**Items listed in a dataset**
########

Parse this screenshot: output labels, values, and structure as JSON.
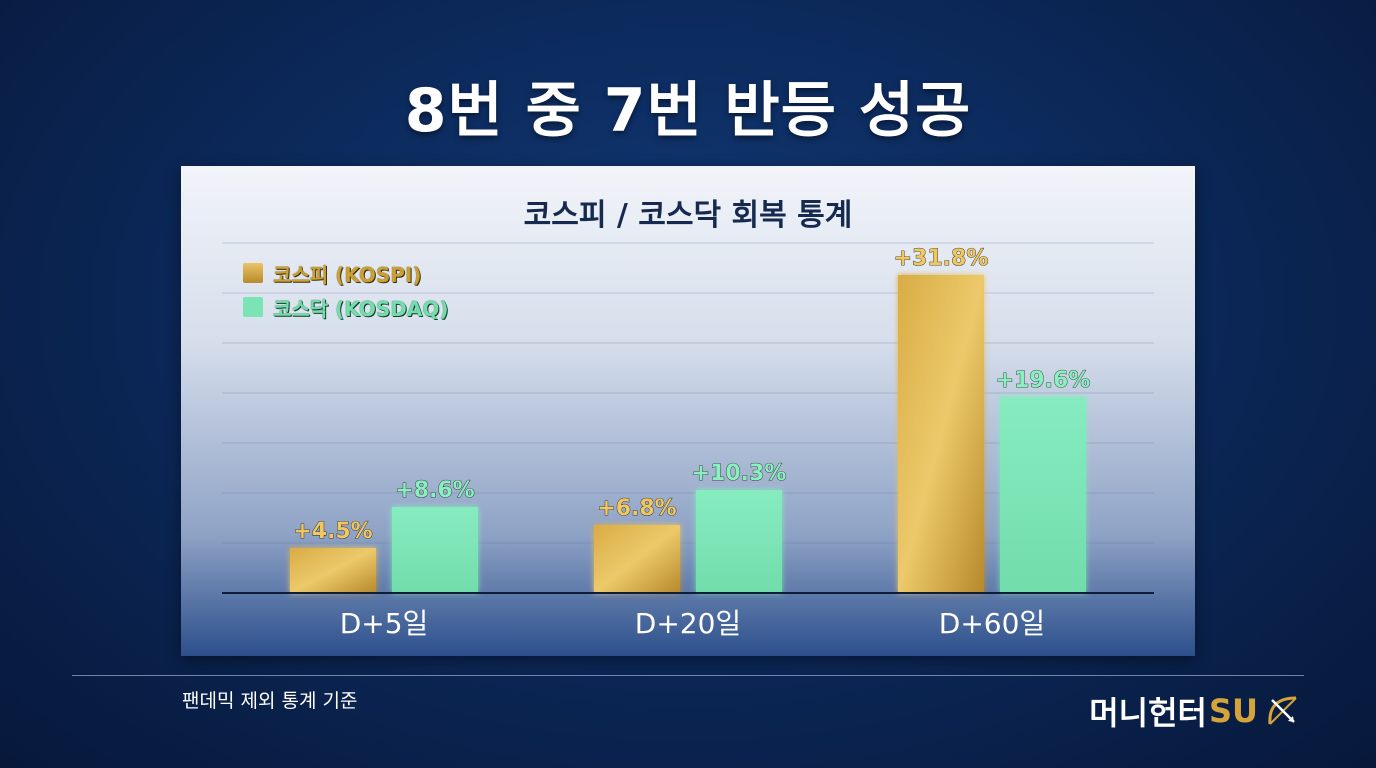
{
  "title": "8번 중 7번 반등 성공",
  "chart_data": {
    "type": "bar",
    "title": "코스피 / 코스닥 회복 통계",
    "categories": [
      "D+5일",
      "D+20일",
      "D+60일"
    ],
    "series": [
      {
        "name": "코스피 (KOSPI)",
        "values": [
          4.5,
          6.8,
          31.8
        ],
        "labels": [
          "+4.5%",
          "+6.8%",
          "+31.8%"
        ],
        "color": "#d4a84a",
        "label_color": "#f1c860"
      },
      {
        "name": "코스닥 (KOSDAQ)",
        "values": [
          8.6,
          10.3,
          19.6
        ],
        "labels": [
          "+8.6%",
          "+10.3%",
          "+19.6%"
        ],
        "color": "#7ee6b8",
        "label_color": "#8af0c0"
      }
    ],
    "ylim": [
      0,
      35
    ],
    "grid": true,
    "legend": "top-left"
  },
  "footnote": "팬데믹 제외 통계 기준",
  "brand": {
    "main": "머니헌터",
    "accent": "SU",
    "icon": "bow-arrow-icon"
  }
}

########

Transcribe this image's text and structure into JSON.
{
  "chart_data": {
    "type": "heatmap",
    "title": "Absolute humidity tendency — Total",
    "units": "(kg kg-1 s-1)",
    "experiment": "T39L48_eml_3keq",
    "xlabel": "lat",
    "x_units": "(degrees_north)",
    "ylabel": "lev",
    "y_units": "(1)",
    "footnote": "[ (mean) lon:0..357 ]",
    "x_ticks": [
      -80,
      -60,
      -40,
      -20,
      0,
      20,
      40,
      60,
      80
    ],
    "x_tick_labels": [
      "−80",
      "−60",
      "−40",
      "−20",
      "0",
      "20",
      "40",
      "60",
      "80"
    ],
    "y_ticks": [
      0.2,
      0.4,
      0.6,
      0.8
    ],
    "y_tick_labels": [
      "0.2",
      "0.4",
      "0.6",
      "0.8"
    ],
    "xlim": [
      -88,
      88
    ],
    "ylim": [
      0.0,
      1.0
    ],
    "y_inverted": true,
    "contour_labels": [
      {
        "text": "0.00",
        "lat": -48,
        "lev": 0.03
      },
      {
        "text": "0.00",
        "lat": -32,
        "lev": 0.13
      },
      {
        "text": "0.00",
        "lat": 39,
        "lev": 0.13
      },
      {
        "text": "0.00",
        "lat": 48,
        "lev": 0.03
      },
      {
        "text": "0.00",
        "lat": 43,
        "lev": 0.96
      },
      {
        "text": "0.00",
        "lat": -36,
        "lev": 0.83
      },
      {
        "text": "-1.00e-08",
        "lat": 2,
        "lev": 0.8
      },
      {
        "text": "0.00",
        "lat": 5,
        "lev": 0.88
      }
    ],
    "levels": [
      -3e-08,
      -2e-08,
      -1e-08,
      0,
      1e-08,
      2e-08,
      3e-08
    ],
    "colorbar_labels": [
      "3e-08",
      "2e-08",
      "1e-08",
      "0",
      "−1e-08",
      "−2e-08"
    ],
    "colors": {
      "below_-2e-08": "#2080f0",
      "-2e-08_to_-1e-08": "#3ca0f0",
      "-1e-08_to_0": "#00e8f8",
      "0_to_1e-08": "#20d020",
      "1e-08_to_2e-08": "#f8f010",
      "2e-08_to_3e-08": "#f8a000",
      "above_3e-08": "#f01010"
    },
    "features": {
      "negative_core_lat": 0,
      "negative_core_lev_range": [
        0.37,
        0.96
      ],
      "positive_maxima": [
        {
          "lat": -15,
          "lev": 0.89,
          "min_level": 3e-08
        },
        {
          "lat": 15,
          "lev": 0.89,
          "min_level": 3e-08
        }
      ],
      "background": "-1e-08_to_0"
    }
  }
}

########

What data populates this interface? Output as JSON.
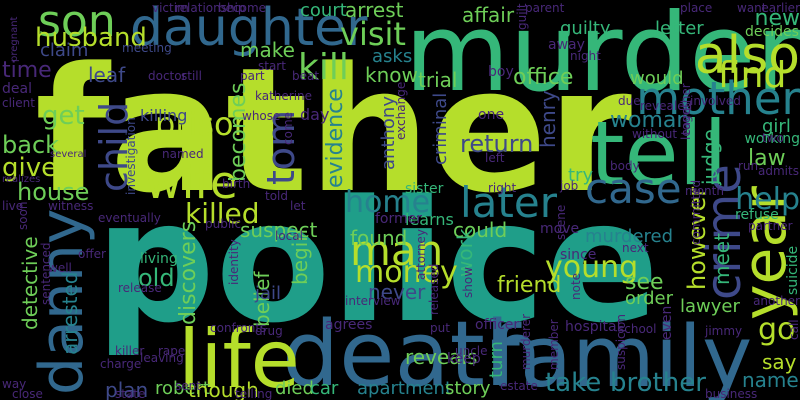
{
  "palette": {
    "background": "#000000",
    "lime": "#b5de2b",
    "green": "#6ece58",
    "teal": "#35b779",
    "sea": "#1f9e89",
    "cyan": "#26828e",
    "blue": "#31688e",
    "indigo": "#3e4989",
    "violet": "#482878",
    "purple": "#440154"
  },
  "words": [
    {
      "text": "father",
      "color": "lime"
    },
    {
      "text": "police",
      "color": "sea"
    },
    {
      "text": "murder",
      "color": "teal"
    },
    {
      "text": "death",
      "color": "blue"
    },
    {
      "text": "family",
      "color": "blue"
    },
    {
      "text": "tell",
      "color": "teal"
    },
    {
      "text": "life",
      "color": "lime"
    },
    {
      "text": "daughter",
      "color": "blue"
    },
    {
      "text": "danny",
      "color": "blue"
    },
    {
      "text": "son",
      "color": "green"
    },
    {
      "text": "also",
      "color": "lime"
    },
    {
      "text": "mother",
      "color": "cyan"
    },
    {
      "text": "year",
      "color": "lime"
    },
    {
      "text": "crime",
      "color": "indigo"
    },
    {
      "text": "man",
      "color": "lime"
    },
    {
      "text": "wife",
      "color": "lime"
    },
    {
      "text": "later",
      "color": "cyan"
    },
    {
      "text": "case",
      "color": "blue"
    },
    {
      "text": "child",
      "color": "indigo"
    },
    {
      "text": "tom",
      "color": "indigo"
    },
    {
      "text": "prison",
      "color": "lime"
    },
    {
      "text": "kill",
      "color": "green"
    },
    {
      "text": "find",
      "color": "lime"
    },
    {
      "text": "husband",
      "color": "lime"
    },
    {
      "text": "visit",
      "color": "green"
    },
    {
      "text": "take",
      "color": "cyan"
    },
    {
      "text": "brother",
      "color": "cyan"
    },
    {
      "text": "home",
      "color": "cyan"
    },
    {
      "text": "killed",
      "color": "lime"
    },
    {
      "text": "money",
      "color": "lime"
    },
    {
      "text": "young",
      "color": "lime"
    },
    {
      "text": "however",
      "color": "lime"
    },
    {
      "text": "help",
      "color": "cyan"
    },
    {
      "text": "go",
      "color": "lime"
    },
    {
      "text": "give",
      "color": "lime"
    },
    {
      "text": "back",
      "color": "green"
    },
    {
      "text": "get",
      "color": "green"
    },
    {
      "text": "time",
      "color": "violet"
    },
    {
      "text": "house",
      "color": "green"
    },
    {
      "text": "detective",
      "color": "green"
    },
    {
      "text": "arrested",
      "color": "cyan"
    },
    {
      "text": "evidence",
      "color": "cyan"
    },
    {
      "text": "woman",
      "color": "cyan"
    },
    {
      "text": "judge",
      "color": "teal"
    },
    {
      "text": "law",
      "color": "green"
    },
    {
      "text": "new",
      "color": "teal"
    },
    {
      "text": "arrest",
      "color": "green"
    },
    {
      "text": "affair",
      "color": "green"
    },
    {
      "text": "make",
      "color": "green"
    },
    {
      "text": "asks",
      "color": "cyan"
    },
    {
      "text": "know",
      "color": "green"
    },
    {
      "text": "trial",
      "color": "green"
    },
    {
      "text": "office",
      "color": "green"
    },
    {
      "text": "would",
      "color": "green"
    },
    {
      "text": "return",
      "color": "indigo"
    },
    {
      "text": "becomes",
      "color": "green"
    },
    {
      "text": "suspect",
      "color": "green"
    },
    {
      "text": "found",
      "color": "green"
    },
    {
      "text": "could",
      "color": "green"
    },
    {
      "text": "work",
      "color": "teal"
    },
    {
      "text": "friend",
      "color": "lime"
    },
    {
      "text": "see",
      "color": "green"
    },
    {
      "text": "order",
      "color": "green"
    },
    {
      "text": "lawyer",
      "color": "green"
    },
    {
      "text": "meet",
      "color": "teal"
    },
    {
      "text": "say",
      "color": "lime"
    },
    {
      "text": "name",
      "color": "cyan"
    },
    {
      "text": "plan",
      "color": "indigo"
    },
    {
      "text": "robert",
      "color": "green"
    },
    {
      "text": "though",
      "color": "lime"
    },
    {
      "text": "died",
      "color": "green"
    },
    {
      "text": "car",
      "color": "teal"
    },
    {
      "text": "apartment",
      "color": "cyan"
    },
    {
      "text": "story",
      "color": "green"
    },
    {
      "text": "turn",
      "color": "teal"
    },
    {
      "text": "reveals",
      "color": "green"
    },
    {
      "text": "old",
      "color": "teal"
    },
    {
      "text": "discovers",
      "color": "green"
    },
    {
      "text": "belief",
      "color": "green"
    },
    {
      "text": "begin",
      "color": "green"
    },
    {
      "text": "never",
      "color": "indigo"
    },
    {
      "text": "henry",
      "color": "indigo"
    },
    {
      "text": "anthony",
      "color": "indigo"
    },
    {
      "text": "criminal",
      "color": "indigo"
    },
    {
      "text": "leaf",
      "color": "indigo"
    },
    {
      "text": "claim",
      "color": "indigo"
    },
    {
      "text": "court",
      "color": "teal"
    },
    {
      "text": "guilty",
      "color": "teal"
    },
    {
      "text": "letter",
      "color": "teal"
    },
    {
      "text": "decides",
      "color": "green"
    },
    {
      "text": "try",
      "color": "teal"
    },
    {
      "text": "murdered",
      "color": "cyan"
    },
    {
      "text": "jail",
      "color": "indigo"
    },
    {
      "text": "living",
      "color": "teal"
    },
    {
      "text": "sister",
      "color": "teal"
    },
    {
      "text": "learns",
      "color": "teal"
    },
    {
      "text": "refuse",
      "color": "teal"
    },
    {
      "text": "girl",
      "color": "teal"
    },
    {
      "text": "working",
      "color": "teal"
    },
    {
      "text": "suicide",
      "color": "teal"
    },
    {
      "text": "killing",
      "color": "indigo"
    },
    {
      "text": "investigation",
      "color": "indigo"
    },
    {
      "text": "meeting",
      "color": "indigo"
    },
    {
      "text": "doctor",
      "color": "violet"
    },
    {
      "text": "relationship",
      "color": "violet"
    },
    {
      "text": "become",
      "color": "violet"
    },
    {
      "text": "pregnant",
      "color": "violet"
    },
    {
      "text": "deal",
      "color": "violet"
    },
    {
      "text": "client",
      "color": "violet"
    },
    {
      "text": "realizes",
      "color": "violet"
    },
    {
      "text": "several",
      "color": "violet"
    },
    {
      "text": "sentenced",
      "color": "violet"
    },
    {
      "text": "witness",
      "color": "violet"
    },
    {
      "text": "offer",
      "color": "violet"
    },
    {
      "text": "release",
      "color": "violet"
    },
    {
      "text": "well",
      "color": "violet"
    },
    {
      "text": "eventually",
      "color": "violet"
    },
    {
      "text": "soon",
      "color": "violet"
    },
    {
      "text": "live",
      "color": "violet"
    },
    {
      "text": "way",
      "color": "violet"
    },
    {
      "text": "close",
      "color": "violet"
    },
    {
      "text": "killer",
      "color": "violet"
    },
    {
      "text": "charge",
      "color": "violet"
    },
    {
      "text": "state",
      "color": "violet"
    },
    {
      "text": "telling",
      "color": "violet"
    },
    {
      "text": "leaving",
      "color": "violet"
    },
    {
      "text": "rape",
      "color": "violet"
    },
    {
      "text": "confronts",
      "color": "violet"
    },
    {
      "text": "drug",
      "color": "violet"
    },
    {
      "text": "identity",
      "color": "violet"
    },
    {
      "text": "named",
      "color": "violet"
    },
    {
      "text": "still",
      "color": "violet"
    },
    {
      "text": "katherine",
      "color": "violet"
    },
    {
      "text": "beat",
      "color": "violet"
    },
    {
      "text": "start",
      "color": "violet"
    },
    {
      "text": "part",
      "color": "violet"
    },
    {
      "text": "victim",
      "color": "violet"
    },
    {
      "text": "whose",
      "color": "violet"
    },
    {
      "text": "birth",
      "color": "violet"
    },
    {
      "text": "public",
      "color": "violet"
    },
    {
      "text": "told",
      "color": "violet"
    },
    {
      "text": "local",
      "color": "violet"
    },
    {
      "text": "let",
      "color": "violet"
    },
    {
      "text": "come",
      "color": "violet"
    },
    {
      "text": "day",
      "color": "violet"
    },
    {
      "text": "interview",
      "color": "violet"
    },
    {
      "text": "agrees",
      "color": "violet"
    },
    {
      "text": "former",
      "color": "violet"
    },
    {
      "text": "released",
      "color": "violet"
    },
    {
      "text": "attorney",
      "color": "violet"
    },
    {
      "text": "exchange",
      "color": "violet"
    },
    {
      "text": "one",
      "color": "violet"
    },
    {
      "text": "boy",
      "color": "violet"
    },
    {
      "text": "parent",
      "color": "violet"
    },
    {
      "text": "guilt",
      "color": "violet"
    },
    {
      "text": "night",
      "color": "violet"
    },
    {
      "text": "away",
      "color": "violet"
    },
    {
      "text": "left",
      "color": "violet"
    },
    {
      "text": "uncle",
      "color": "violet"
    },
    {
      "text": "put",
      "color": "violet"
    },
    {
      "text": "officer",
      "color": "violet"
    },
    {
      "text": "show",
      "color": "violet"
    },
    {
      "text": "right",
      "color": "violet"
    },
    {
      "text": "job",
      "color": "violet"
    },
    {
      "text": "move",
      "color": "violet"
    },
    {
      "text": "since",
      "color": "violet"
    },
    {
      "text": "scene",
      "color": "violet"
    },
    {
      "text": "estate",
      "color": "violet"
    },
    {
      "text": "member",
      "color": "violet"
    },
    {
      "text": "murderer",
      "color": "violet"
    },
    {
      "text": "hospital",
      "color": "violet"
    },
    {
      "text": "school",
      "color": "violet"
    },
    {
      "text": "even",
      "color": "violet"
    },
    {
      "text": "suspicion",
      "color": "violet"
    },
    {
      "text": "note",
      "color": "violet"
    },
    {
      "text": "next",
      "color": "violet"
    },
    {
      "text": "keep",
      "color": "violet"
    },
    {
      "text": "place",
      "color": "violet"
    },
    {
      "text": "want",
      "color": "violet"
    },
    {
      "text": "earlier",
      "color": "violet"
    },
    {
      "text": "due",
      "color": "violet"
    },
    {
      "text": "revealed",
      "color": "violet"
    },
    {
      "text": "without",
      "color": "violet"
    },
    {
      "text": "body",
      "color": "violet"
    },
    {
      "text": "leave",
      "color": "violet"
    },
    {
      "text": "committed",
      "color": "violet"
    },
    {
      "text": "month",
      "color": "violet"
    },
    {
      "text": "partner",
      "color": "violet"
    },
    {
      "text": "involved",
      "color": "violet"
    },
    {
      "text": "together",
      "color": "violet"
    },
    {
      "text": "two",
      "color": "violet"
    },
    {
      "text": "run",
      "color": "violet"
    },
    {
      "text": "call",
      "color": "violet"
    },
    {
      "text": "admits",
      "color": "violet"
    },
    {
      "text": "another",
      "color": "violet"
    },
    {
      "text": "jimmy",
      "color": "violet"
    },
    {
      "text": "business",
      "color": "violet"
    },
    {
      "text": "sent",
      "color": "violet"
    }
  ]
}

########

**Task objective**
Only lines with the word "footnote" are wanted, so copy each one from the records.

**Result**
  "footnote": "팬데믹 제외 통계 기준",
    "footnote": "[ (mean) lon:0..357 ]",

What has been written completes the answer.